## EXERCISE DESCRIPTION
Identify the lines that contain the string "temizlemek", then copy each of them.

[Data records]
####################

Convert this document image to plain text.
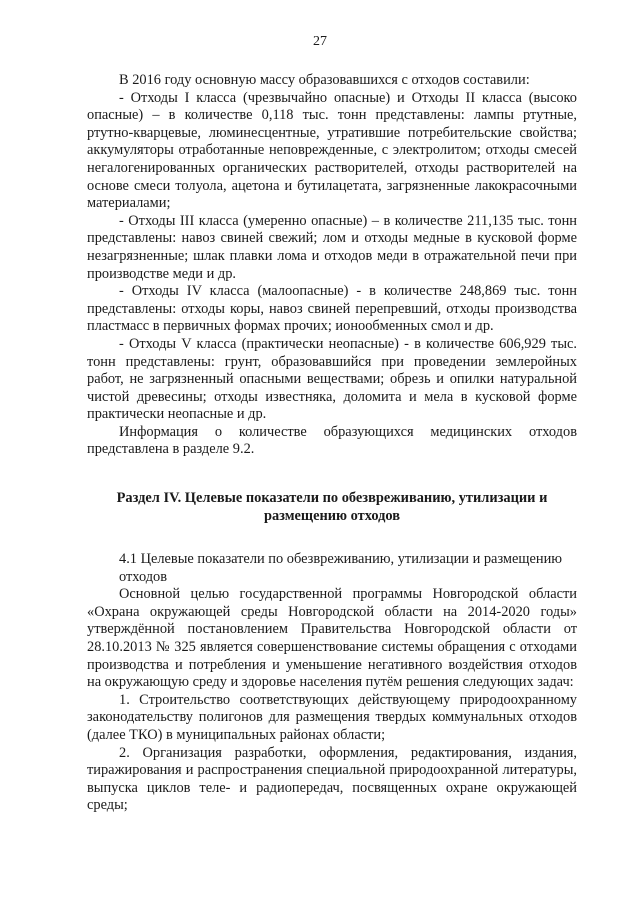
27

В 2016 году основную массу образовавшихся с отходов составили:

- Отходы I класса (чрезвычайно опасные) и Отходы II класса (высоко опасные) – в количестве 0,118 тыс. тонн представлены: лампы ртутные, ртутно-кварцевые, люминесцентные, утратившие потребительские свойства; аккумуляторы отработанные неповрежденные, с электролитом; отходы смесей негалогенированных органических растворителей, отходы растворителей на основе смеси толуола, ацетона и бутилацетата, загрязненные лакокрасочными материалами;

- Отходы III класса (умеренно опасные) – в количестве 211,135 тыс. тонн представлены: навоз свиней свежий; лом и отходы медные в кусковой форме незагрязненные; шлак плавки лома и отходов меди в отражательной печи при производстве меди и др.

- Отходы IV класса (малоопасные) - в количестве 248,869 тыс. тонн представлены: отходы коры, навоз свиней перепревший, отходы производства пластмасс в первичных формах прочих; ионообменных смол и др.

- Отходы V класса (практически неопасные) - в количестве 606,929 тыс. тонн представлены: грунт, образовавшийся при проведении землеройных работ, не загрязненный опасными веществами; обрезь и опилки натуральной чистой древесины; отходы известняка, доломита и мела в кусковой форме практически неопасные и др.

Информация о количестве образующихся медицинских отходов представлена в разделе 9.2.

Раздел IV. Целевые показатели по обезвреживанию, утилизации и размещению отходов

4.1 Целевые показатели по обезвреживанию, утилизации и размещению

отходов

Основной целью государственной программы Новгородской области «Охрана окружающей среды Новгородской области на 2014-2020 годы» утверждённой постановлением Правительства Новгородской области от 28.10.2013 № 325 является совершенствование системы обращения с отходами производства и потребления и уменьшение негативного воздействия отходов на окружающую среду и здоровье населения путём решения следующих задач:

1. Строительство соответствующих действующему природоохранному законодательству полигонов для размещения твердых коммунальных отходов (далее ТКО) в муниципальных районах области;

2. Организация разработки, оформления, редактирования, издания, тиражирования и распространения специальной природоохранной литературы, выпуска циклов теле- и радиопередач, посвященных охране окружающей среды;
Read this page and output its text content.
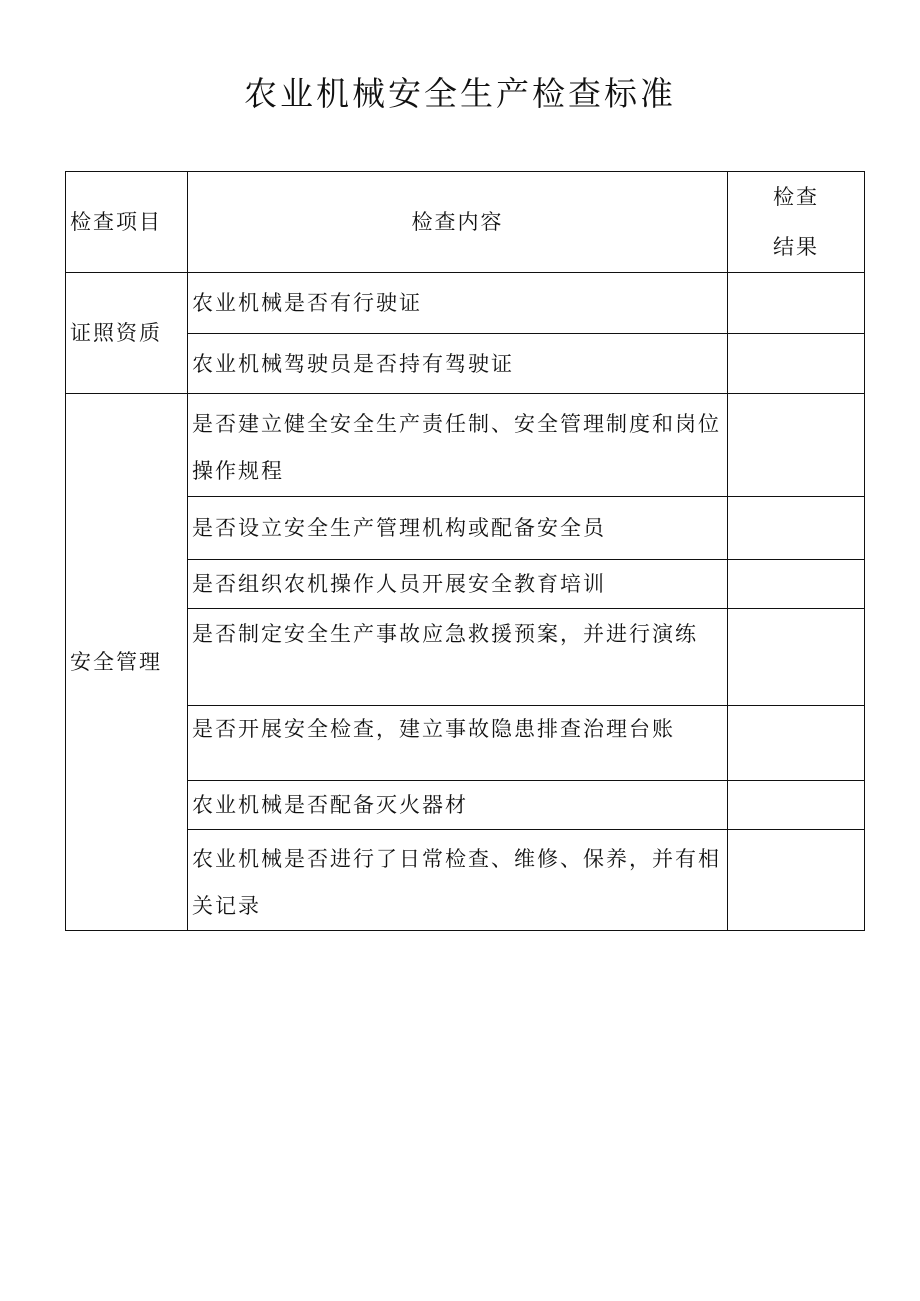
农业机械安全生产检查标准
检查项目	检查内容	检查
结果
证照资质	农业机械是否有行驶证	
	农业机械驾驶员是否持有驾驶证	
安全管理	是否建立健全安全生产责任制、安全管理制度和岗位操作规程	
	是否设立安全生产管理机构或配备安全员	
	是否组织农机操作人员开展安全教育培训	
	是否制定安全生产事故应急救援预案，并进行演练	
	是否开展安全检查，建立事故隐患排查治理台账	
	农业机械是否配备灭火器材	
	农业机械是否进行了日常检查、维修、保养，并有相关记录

####################

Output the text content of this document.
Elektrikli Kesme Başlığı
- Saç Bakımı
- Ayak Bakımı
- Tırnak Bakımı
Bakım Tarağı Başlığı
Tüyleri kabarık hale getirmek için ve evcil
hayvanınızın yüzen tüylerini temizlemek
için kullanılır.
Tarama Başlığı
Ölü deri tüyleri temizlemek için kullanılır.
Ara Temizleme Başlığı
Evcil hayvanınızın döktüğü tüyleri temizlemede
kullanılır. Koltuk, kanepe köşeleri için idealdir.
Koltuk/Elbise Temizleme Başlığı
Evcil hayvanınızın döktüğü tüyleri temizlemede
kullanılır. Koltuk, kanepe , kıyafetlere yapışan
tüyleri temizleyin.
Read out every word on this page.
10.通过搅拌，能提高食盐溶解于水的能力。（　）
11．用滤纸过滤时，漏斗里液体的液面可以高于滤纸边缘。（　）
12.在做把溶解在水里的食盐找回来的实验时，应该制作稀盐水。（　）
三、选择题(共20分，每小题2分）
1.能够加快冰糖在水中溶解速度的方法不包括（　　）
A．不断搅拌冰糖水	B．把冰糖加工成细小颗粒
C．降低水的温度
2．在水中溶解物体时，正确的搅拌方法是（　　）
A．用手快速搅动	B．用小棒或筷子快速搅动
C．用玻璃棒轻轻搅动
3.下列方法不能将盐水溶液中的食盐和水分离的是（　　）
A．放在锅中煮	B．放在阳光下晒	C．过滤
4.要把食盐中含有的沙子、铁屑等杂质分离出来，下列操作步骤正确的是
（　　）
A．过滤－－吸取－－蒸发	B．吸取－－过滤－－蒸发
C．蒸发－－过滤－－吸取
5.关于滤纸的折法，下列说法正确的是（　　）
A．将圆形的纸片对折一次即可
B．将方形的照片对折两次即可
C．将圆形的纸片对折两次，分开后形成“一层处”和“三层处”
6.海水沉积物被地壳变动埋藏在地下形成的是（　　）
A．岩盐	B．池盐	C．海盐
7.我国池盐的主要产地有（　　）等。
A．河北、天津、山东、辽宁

####################

## SOLUTION TO THIS PROBLEM
hayvanınızın yüzen tüylerini temizlemek
Ölü deri tüyleri temizlemek için kullanılır.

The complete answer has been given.